> _Material provided_:
— BEGIN —

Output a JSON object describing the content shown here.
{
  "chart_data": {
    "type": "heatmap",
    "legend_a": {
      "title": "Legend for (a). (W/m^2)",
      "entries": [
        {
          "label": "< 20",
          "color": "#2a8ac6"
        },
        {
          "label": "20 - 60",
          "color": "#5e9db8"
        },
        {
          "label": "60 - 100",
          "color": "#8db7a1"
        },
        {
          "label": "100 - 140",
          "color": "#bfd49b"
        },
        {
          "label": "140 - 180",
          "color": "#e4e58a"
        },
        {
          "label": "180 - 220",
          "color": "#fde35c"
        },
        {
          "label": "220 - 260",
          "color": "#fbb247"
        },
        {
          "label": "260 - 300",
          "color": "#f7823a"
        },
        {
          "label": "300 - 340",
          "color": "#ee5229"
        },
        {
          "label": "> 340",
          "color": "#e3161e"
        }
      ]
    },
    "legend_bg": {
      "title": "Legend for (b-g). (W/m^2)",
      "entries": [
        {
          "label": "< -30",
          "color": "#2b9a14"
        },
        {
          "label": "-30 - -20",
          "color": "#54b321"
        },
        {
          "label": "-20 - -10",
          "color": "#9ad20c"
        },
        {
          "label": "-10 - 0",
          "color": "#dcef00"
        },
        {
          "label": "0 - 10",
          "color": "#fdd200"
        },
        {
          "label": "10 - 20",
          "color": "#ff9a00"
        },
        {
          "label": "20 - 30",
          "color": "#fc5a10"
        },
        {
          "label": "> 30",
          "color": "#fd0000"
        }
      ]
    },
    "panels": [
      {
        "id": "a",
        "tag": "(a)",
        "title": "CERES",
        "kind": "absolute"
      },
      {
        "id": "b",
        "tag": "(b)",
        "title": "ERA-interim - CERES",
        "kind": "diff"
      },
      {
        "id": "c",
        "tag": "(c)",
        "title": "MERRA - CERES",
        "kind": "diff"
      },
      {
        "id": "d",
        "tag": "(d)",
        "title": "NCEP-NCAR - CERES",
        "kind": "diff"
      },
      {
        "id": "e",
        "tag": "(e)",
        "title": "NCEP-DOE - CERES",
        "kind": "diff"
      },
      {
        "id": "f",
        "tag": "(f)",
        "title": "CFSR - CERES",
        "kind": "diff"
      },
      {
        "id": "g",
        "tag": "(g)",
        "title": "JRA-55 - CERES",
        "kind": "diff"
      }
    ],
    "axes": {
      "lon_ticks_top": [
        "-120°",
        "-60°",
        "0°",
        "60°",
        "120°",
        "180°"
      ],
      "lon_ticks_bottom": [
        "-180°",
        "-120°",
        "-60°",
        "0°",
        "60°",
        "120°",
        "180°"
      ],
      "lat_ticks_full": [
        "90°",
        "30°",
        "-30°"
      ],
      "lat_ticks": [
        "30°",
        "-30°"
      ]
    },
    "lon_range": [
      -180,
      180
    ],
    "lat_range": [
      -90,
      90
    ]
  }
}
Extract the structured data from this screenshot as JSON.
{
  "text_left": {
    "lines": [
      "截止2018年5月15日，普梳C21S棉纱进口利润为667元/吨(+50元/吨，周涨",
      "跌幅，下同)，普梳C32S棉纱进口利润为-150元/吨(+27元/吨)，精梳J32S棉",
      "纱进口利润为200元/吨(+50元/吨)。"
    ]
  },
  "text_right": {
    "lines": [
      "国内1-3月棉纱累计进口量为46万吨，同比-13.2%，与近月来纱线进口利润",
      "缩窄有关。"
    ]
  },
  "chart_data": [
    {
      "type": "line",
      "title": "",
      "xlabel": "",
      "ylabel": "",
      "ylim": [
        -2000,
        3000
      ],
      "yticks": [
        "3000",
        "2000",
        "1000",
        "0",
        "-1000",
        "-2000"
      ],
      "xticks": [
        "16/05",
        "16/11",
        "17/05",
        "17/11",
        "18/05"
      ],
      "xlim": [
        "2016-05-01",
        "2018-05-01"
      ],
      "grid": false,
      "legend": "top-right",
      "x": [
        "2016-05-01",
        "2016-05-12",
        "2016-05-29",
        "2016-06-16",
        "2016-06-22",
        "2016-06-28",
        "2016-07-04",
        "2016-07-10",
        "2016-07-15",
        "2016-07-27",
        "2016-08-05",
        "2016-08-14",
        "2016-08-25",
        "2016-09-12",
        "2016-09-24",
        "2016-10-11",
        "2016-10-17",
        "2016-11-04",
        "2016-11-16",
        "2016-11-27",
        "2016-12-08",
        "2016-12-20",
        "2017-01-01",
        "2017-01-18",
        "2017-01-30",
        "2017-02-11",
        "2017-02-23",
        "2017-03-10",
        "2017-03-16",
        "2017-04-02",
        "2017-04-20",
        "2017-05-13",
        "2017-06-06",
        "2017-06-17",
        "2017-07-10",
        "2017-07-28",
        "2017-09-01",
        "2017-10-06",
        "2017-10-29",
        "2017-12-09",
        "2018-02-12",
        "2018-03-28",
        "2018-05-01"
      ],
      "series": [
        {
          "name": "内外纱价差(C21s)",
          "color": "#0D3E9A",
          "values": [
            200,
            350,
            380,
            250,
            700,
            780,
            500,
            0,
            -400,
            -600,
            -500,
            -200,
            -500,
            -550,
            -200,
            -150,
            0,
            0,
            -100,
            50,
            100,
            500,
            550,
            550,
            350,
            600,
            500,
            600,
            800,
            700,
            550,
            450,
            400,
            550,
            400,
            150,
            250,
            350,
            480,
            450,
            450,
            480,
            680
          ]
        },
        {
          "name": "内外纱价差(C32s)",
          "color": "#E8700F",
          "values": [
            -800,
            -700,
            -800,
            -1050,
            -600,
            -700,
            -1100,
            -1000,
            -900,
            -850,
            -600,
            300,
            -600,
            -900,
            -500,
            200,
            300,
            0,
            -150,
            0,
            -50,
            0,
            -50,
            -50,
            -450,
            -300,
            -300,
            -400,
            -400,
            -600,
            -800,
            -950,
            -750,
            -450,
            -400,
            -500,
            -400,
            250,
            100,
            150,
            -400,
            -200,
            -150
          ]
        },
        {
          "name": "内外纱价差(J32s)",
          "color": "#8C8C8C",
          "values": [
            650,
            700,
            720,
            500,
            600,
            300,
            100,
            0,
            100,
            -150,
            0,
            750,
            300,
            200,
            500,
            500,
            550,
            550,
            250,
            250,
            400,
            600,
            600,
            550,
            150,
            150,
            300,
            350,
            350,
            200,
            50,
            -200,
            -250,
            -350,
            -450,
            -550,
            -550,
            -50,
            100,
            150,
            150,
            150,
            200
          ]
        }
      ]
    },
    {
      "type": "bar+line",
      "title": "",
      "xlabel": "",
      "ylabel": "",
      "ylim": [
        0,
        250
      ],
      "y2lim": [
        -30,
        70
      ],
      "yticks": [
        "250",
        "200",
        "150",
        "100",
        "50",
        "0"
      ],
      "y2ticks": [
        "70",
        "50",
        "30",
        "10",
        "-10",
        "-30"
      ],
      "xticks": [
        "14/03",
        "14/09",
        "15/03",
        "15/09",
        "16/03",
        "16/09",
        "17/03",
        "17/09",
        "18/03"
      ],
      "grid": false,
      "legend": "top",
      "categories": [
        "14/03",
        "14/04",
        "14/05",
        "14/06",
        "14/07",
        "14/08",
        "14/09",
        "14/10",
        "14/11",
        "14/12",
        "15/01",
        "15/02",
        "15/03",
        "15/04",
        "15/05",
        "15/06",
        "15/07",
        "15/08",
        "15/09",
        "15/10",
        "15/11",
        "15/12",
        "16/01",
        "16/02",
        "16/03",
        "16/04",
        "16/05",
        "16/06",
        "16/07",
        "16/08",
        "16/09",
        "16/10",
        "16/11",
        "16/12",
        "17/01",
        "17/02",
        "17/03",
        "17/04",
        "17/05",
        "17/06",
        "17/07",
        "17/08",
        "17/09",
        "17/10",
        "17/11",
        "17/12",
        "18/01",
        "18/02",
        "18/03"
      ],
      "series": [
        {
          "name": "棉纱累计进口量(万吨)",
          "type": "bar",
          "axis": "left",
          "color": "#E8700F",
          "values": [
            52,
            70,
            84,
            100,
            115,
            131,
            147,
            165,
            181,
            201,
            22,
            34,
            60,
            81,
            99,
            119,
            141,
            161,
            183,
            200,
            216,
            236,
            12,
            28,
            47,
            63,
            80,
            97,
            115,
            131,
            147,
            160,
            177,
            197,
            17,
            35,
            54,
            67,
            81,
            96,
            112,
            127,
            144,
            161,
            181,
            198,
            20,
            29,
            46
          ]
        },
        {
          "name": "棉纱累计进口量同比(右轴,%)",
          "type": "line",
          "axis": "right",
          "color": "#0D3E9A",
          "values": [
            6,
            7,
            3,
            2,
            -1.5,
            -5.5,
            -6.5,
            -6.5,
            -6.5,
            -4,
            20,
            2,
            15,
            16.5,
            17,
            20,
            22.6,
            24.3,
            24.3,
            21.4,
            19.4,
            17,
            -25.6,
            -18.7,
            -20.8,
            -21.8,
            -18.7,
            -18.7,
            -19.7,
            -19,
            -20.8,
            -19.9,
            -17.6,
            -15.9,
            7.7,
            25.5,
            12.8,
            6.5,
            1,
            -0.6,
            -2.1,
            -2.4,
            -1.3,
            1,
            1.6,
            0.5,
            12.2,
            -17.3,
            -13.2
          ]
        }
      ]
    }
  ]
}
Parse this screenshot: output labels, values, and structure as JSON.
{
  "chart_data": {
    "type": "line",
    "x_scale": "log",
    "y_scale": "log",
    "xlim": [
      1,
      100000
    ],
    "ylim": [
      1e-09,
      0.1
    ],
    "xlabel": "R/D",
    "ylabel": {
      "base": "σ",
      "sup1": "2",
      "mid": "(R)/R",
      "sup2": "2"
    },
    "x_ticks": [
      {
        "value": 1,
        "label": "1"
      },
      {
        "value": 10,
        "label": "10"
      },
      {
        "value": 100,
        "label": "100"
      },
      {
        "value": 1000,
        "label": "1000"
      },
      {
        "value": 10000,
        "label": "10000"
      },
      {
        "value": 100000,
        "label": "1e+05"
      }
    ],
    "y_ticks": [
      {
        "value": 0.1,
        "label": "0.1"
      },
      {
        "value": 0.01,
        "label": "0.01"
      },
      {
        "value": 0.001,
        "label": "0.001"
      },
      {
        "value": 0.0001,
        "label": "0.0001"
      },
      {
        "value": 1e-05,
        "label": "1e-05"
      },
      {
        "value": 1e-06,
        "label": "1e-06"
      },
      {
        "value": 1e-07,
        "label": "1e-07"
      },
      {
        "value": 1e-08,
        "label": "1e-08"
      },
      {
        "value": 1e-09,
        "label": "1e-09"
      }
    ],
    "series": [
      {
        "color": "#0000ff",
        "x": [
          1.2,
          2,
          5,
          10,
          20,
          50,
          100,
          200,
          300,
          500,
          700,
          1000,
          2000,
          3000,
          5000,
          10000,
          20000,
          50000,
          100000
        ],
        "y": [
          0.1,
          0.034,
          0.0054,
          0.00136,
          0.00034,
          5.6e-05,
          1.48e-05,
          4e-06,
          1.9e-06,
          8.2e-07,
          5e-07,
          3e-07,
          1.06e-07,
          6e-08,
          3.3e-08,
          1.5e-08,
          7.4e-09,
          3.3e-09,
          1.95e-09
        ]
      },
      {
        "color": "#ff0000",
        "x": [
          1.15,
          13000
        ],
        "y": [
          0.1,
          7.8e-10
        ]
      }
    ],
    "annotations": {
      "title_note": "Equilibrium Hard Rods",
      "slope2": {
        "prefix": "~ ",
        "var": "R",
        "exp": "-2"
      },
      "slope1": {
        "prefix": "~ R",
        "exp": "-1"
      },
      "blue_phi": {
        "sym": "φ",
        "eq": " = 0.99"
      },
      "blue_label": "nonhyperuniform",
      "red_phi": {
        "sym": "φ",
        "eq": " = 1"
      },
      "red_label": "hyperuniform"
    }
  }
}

— END —

> _What is expected_: Find how many lines of the listing include the string "type" and give that number, nothing else.

> _The answer_: 6